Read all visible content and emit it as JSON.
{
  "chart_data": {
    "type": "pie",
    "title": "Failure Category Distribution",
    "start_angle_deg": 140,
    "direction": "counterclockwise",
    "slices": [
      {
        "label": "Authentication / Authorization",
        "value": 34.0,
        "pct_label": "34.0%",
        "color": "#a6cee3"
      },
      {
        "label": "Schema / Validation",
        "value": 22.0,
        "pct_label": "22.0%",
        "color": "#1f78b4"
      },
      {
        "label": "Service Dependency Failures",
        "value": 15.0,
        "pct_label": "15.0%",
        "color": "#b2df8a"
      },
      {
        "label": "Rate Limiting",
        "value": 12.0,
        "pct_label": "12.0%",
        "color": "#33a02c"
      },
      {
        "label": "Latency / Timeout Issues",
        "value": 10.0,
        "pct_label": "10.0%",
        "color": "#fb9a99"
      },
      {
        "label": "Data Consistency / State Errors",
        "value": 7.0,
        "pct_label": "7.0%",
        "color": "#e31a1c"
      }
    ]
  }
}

————————

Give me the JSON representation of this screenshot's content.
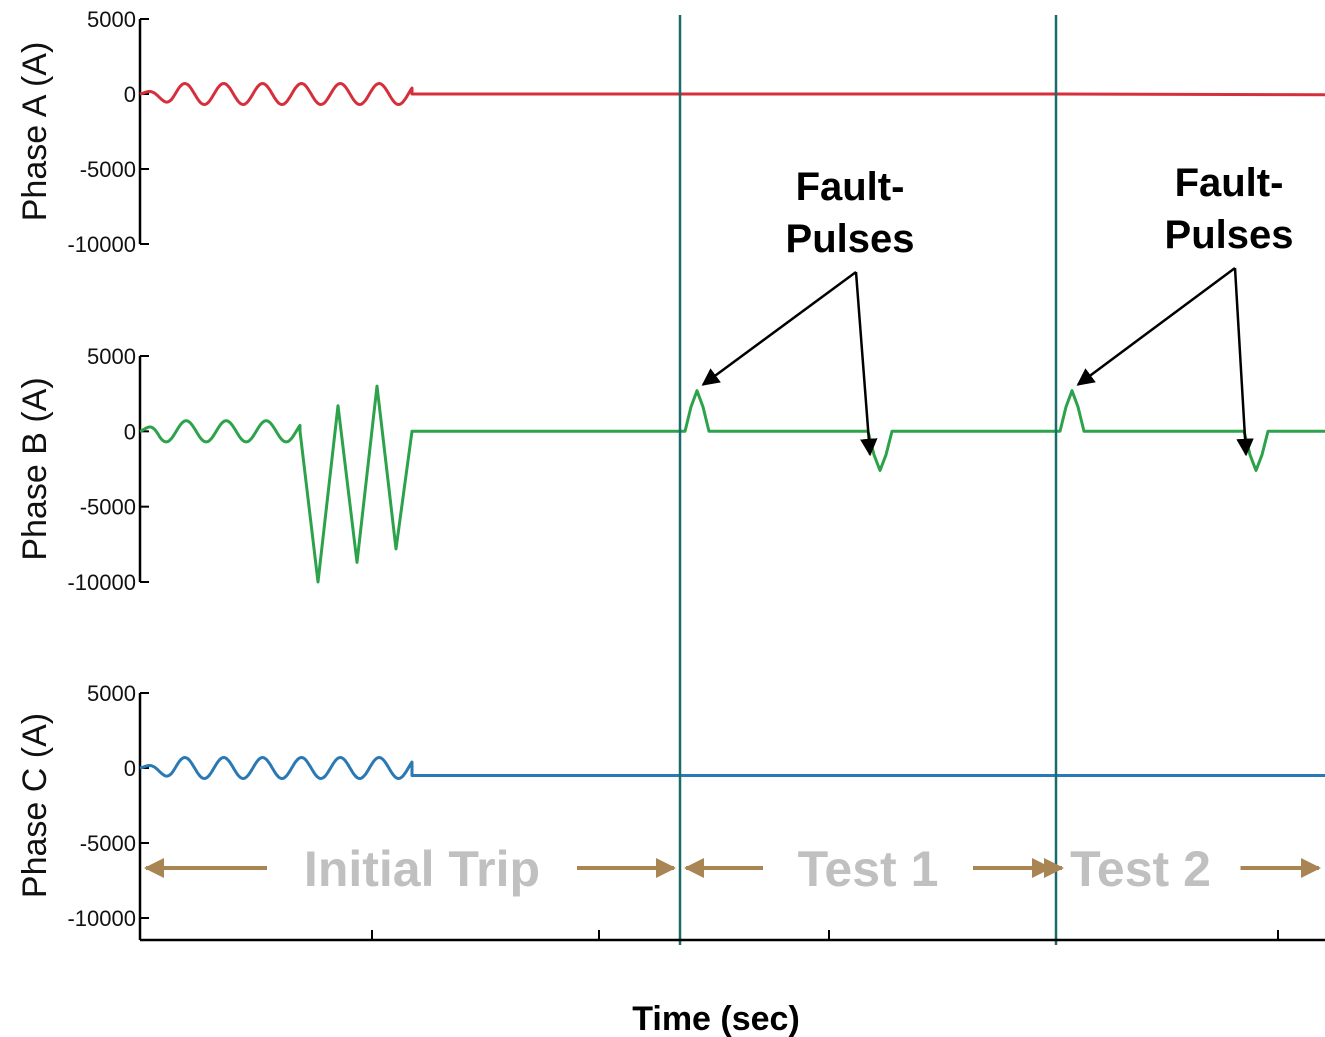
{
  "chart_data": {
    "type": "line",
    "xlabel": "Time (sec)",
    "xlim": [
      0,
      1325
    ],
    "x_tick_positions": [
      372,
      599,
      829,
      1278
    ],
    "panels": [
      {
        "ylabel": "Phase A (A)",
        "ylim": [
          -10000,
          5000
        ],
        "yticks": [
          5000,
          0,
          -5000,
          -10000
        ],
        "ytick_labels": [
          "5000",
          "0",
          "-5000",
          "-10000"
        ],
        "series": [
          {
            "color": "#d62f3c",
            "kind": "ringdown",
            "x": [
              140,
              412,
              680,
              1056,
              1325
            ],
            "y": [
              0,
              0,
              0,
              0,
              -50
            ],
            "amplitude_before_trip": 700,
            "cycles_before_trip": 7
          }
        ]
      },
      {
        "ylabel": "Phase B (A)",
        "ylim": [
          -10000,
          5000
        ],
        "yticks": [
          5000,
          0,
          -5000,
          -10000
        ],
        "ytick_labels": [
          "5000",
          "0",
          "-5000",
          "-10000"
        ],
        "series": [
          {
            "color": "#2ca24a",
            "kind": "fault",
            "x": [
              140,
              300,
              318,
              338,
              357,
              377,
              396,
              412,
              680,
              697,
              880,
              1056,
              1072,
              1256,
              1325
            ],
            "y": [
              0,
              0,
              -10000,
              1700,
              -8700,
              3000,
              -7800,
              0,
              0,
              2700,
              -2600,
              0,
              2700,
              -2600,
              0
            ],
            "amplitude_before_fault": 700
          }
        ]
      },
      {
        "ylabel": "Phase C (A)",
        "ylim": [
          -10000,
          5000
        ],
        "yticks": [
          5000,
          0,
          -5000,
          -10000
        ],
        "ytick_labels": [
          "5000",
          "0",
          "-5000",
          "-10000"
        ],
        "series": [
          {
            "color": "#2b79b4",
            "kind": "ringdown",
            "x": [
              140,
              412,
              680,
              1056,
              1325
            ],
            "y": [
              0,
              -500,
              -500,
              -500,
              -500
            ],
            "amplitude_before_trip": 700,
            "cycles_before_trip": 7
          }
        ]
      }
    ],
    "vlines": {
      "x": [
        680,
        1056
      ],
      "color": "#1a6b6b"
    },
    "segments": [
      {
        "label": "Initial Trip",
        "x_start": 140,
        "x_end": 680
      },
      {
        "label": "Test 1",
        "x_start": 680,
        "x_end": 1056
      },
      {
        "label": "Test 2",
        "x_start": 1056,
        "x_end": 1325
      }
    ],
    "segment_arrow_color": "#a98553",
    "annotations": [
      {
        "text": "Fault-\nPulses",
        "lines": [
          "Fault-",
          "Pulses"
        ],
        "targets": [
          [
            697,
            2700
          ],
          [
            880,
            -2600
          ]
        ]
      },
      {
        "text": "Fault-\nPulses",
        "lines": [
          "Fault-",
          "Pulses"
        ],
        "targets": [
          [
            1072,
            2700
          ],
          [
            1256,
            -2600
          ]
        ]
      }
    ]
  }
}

————————

Work out how many lines of the listing above include the word "value". Report only the number.

TASK RESPONSE> 6